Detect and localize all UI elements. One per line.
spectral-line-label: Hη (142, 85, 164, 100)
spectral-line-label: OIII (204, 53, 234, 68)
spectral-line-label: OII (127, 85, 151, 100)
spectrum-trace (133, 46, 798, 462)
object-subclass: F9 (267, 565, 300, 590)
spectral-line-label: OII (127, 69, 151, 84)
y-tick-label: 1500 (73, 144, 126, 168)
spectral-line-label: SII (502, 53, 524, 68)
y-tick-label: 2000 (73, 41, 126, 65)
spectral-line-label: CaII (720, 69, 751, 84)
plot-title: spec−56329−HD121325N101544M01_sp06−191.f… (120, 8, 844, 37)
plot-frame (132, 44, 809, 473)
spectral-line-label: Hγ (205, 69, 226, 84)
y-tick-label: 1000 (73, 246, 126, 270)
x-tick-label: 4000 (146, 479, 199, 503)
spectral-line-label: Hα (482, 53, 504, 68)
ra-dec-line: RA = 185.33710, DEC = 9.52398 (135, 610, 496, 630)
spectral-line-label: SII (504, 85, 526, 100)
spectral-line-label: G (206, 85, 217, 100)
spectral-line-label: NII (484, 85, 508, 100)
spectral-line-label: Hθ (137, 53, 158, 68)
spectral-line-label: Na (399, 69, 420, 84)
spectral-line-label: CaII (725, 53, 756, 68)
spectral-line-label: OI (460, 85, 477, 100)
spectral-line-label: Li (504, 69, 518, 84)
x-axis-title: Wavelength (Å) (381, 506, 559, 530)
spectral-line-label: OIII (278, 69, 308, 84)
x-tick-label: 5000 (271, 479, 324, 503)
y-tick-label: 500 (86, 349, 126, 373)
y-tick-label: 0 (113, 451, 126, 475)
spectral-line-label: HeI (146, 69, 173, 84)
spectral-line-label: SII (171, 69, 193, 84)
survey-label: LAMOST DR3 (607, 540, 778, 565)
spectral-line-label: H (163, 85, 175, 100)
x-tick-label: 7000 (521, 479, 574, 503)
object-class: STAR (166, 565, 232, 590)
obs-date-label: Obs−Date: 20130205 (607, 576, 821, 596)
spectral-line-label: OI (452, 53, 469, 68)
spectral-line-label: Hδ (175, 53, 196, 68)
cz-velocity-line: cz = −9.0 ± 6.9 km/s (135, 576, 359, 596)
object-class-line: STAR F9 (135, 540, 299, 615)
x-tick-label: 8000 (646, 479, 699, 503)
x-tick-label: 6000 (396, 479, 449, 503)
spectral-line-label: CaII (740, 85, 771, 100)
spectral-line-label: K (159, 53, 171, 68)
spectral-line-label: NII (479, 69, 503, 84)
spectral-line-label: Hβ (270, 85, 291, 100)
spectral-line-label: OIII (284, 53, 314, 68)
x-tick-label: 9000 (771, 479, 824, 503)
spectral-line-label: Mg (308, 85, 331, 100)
· · · · · · ·
TASK STATEMENT ▸ Format the lines above as a JSON list of strings, one string per line, with blank lines left out.

EXPECTED ANSWER ▸
[
  "Detect and localize all UI elements. One per line.",
  "spectral-line-label: Hη (142, 85, 164, 100)",
  "spectral-line-label: OIII (204, 53, 234, 68)",
  "spectral-line-label: OII (127, 85, 151, 100)",
  "spectrum-trace (133, 46, 798, 462)",
  "object-subclass: F9 (267, 565, 300, 590)",
  "spectral-line-label: OII (127, 69, 151, 84)",
  "y-tick-label: 1500 (73, 144, 126, 168)",
  "spectral-line-label: SII (502, 53, 524, 68)",
  "y-tick-label: 2000 (73, 41, 126, 65)",
  "spectral-line-label: CaII (720, 69, 751, 84)",
  "plot-title: spec−56329−HD121325N101544M01_sp06−191.f… (120, 8, 844, 37)",
  "plot-frame (132, 44, 809, 473)",
  "spectral-line-label: Hγ (205, 69, 226, 84)",
  "y-tick-label: 1000 (73, 246, 126, 270)",
  "x-tick-label: 4000 (146, 479, 199, 503)",
  "spectral-line-label: Hα (482, 53, 504, 68)",
  "ra-dec-line: RA = 185.33710, DEC = 9.52398 (135, 610, 496, 630)",
  "spectral-line-label: SII (504, 85, 526, 100)",
  "spectral-line-label: G (206, 85, 217, 100)",
  "spectral-line-label: NII (484, 85, 508, 100)",
  "spectral-line-label: Hθ (137, 53, 158, 68)",
  "spectral-line-label: Na (399, 69, 420, 84)",
  "spectral-line-label: CaII (725, 53, 756, 68)",
  "spectral-line-label: OI (460, 85, 477, 100)",
  "spectral-line-label: Li (504, 69, 518, 84)",
  "x-axis-title: Wavelength (Å) (381, 506, 559, 530)",
  "spectral-line-label: OIII (278, 69, 308, 84)",
  "x-tick-label: 5000 (271, 479, 324, 503)",
  "y-tick-label: 500 (86, 349, 126, 373)",
  "y-tick-label: 0 (113, 451, 126, 475)",
  "spectral-line-label: HeI (146, 69, 173, 84)",
  "spectral-line-label: SII (171, 69, 193, 84)",
  "survey-label: LAMOST DR3 (607, 540, 778, 565)",
  "spectral-line-label: H (163, 85, 175, 100)",
  "x-tick-label: 7000 (521, 479, 574, 503)",
  "object-class: STAR (166, 565, 232, 590)",
  "obs-date-label: Obs−Date: 20130205 (607, 576, 821, 596)",
  "spectral-line-label: OI (452, 53, 469, 68)",
  "spectral-line-label: Hδ (175, 53, 196, 68)",
  "cz-velocity-line: cz = −9.0 ± 6.9 km/s (135, 576, 359, 596)",
  "object-class-line: STAR F9 (135, 540, 299, 615)",
  "x-tick-label: 8000 (646, 479, 699, 503)",
  "x-tick-label: 6000 (396, 479, 449, 503)",
  "spectral-line-label: CaII (740, 85, 771, 100)",
  "spectral-line-label: K (159, 53, 171, 68)",
  "spectral-line-label: NII (479, 69, 503, 84)",
  "spectral-line-label: Hβ (270, 85, 291, 100)",
  "spectral-line-label: OIII (284, 53, 314, 68)",
  "x-tick-label: 9000 (771, 479, 824, 503)",
  "spectral-line-label: Mg (308, 85, 331, 100)"
]